Set out each line from the following listing that includes the word "Text".

--- Task inputs ---

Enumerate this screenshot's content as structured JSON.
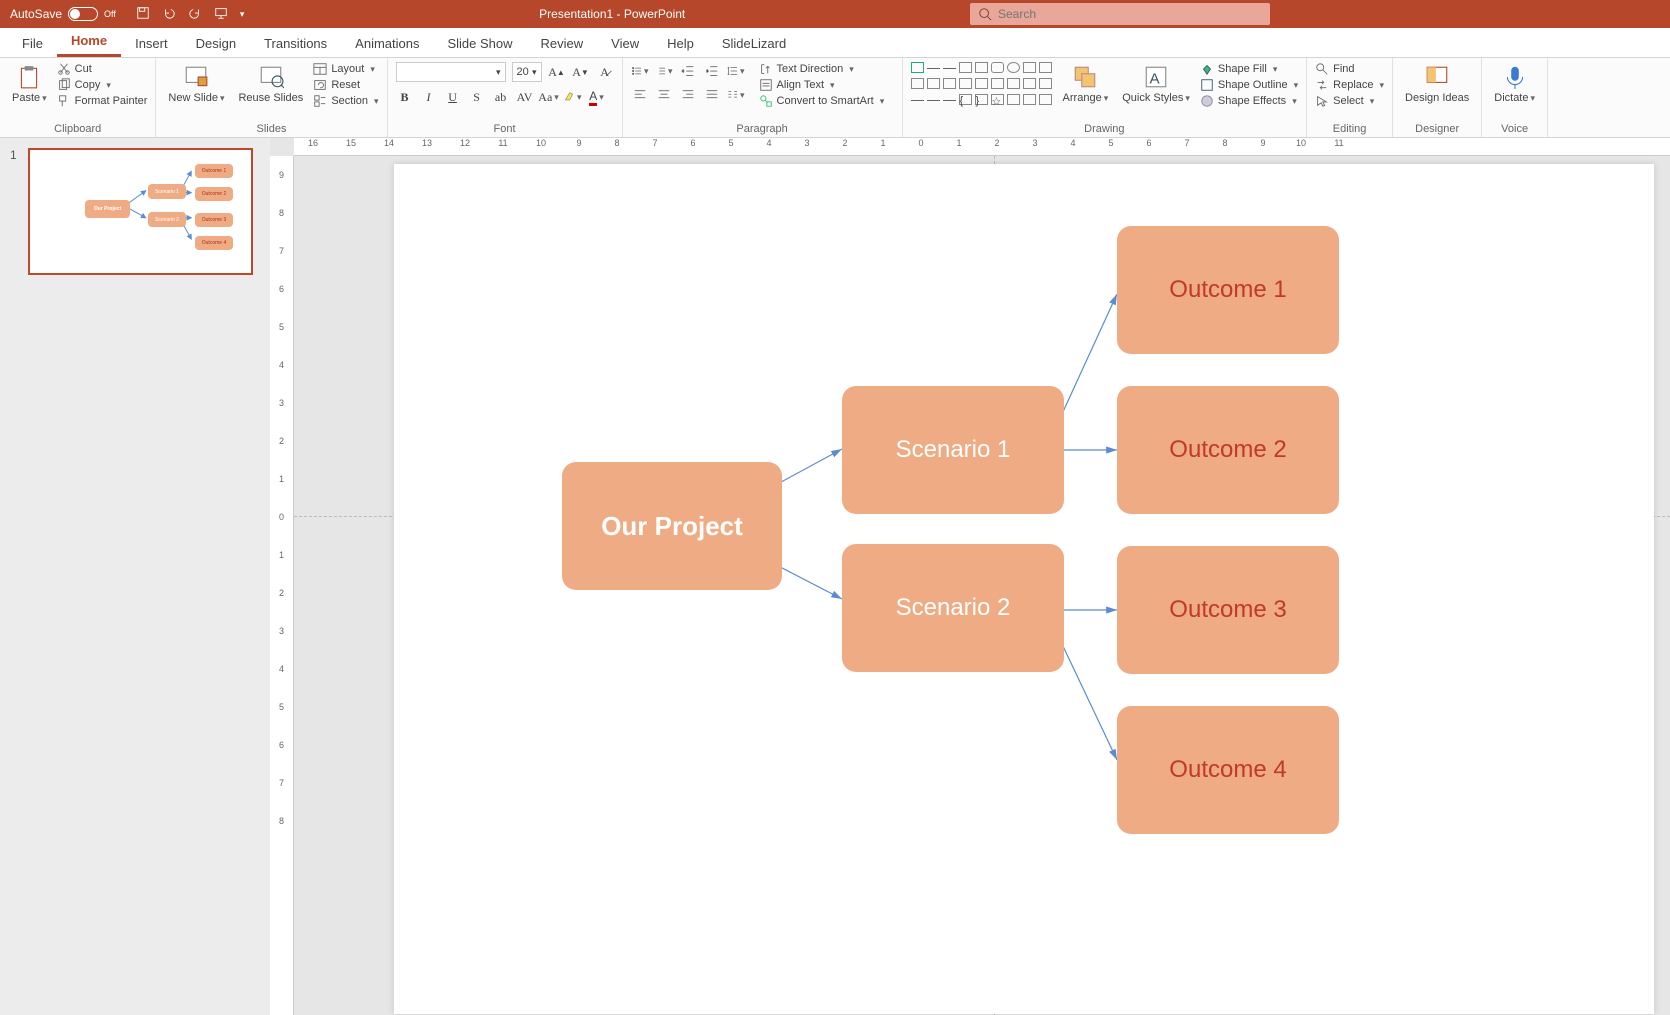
{
  "titlebar": {
    "autosave_label": "AutoSave",
    "autosave_state": "Off",
    "title": "Presentation1 - PowerPoint",
    "search_placeholder": "Search"
  },
  "tabs": [
    "File",
    "Home",
    "Insert",
    "Design",
    "Transitions",
    "Animations",
    "Slide Show",
    "Review",
    "View",
    "Help",
    "SlideLizard"
  ],
  "active_tab": "Home",
  "ribbon": {
    "clipboard": {
      "paste": "Paste",
      "cut": "Cut",
      "copy": "Copy",
      "format_painter": "Format Painter",
      "label": "Clipboard"
    },
    "slides": {
      "new_slide": "New Slide",
      "reuse": "Reuse Slides",
      "layout": "Layout",
      "reset": "Reset",
      "section": "Section",
      "label": "Slides"
    },
    "font": {
      "name": "",
      "size": "20",
      "label": "Font"
    },
    "paragraph": {
      "text_direction": "Text Direction",
      "align_text": "Align Text",
      "convert_smartart": "Convert to SmartArt",
      "label": "Paragraph"
    },
    "drawing": {
      "arrange": "Arrange",
      "quick_styles": "Quick Styles",
      "shape_fill": "Shape Fill",
      "shape_outline": "Shape Outline",
      "shape_effects": "Shape Effects",
      "label": "Drawing"
    },
    "editing": {
      "find": "Find",
      "replace": "Replace",
      "select": "Select",
      "label": "Editing"
    },
    "designer": {
      "design_ideas": "Design Ideas",
      "label": "Designer"
    },
    "voice": {
      "dictate": "Dictate",
      "label": "Voice"
    }
  },
  "thumb_number": "1",
  "ruler_h": [
    "16",
    "15",
    "14",
    "13",
    "12",
    "11",
    "10",
    "9",
    "8",
    "7",
    "6",
    "5",
    "4",
    "3",
    "2",
    "1",
    "0",
    "1",
    "2",
    "3",
    "4",
    "5",
    "6",
    "7",
    "8",
    "9",
    "10",
    "11"
  ],
  "ruler_v": [
    "9",
    "8",
    "7",
    "6",
    "5",
    "4",
    "3",
    "2",
    "1",
    "0",
    "1",
    "2",
    "3",
    "4",
    "5",
    "6",
    "7",
    "8"
  ],
  "diagram": {
    "root": "Our Project",
    "scenarios": [
      "Scenario 1",
      "Scenario 2"
    ],
    "outcomes": [
      "Outcome 1",
      "Outcome 2",
      "Outcome 3",
      "Outcome 4"
    ]
  },
  "chart_data": {
    "type": "diagram",
    "nodes": [
      {
        "id": "root",
        "label": "Our Project"
      },
      {
        "id": "s1",
        "label": "Scenario 1"
      },
      {
        "id": "s2",
        "label": "Scenario 2"
      },
      {
        "id": "o1",
        "label": "Outcome 1"
      },
      {
        "id": "o2",
        "label": "Outcome 2"
      },
      {
        "id": "o3",
        "label": "Outcome 3"
      },
      {
        "id": "o4",
        "label": "Outcome 4"
      }
    ],
    "edges": [
      [
        "root",
        "s1"
      ],
      [
        "root",
        "s2"
      ],
      [
        "s1",
        "o1"
      ],
      [
        "s1",
        "o2"
      ],
      [
        "s2",
        "o3"
      ],
      [
        "s2",
        "o4"
      ]
    ]
  }
}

---

Result for this exercise:
      "text_direction": "Text Direction",
      "align_text": "Align Text",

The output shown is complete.